*ACTIVITY 1*
Answer these from the post on AI automation and jobs:
(a) What organization is Brian C. Goehring from?
(b) Which organization is Martin Fleming from?
(c) What does the abbreviation CSAIL stand for?
*ACTIVITY 2*
Print everything in the post on AI automation and jobs from "Neil Thompson along" down to "development and deployment.", word for word.

*READING PASSAGE*

= Beginning of Section =

Real world Economics: AI Might Automate Tasks but not as Many Human Jobs
MIT: "Beyond AI Exposure: Which Tasks are Cost-Effective to Automate with Computer Vision?"
Hey Everyone,
I’ve been watching a lot of economists and technologists ponder the impact of AI on jobs and it impacts software engineers and data engineers as well, including even machine learning researchers and scientists.
And I think this is worth dipping our curiosity into.
Neil Thompson along with Maja S. Svanberg and Wensu Li from the MIT FutureTech, Martin Fleming from The Productivity Institute, and Brian C. Goehring from IBM's Institute for Business Value, have published a new article.
This article introduces an innovative AI task automation model. It offers an end-to-end assessment framework, focusing on determining the necessary technical performance for tasks, defining the characteristics of AI systems capable of this performance, and making economic decisions about their development and deployment.
The Massachusetts Institute of Technology's Computer Science and Artificial Intelligence Laboratory (CSAIL) conducts research in all areas of computer science and AI, such as robotics, systems, theory, biology, machine learning, speech recognition, vision and graphics.
According to a study by MIT, it might not be so likely that AI is coming for your job. At least not in the way conceived in 2023 by the likes of Goldman Sachs, OpenAI itself and others.

= End of Section =

*RECORDED INFORMATION*
= Beginning of Section =

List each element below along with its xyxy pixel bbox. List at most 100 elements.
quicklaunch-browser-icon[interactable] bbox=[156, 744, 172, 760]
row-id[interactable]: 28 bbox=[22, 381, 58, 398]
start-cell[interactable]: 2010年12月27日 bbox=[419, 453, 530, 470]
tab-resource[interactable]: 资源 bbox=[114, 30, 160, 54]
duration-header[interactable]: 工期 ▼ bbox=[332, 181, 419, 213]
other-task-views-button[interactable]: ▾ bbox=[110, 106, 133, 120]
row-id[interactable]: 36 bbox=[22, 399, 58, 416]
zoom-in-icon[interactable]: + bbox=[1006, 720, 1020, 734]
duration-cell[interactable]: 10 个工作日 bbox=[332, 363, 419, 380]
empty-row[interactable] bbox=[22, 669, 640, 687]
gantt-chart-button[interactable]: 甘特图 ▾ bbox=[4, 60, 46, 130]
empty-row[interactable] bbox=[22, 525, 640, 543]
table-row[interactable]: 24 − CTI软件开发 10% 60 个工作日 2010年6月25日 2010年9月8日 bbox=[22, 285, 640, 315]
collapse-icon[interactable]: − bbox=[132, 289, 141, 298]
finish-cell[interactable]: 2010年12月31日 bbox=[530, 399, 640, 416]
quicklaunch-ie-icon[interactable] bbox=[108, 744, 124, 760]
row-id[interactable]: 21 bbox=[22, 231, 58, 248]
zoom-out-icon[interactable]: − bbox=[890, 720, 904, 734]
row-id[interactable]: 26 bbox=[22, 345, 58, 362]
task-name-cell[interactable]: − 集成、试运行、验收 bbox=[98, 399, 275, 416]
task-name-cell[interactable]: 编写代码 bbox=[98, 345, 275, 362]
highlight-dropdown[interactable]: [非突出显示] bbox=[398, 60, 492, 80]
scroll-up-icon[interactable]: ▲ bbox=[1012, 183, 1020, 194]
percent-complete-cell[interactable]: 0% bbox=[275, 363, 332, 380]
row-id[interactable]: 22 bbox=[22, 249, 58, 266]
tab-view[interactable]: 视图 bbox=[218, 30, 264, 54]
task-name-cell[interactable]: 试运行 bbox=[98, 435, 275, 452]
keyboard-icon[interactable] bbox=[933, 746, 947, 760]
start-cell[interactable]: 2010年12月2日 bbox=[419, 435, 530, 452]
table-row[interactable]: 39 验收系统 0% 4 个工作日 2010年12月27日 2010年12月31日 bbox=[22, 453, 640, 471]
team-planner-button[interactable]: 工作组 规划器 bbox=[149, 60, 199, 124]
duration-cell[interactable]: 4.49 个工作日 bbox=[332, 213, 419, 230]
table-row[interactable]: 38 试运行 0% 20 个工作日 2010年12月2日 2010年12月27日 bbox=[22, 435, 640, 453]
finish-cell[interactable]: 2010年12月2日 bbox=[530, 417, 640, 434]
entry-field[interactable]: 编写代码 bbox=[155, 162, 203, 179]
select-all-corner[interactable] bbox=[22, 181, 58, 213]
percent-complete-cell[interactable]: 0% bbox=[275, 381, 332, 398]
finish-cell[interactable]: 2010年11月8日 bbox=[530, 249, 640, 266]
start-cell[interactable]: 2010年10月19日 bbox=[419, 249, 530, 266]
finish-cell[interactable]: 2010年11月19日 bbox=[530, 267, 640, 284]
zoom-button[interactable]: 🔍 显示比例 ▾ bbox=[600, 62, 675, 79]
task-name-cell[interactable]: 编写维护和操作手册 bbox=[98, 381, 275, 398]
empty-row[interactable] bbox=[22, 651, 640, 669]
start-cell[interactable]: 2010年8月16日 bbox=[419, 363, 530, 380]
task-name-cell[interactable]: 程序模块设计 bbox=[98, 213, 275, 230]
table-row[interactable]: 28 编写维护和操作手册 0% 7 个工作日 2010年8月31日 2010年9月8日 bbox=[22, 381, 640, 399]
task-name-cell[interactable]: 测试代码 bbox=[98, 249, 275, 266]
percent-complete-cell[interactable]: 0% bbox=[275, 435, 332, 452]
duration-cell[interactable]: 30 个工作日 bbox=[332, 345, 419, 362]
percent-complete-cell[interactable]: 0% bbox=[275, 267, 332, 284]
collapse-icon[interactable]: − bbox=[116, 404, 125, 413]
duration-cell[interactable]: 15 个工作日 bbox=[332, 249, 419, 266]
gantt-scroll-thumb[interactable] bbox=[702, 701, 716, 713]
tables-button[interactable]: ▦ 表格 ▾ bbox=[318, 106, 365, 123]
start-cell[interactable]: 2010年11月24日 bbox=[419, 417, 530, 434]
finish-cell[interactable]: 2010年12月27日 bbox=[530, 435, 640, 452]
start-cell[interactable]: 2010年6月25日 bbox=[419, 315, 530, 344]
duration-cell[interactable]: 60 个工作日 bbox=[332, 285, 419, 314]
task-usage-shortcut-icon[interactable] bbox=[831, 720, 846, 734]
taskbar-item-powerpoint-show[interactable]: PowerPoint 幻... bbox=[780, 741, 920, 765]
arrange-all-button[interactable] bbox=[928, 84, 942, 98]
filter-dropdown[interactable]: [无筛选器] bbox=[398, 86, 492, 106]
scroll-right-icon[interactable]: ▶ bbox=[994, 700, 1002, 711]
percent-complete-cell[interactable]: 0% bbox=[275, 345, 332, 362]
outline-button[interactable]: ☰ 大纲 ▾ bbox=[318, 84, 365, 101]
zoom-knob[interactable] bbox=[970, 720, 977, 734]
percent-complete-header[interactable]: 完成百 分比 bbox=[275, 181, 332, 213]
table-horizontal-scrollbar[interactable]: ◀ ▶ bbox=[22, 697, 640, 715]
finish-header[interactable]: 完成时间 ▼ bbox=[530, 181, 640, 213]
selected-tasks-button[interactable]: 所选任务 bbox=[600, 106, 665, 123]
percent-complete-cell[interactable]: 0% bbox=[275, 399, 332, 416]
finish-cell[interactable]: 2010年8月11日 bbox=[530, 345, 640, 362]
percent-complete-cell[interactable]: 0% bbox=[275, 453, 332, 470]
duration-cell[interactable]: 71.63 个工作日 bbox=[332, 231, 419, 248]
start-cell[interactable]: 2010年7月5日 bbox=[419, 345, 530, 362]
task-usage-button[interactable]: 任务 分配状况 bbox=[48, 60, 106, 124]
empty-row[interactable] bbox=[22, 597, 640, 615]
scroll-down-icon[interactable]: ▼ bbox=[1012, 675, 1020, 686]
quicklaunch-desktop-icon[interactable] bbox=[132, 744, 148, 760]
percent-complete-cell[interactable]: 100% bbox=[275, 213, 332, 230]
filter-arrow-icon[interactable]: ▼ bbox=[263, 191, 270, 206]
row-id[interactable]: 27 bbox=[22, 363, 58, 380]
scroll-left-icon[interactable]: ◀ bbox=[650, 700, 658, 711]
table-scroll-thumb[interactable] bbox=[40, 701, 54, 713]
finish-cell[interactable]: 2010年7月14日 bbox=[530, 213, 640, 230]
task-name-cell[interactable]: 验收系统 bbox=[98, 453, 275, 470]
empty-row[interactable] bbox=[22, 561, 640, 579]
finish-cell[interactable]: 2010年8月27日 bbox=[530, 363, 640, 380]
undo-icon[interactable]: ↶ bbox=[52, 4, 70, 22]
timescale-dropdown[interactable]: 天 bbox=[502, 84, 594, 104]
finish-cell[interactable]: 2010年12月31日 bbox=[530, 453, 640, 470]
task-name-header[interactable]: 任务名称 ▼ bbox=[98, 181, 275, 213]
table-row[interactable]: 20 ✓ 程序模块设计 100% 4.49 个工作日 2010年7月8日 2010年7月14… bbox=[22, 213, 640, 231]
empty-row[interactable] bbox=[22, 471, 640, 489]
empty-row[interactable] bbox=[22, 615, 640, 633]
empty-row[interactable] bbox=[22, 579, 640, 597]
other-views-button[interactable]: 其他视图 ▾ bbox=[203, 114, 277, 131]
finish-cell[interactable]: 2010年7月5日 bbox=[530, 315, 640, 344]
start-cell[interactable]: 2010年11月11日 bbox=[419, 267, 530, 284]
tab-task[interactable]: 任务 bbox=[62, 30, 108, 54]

= End of Section =

*WRITTEN ANSWER 1*
(a) IBM's Institute for Business Value
(b) The Productivity Institute
(c) Computer Science and Artificial Intelligence Laboratory

*WRITTEN ANSWER 2*
Neil Thompson along with Maja S. Svanberg and Wensu Li from the MIT FutureTech, Martin Fleming from The Productivity Institute, and Brian C. Goehring from IBM's Institute for Business Value, have published a new article.
This article introduces an innovative AI task automation model. It offers an end-to-end assessment framework, focusing on determining the necessary technical performance for tasks, defining the characteristics of AI systems capable of this performance, and making economic decisions about their development and deployment.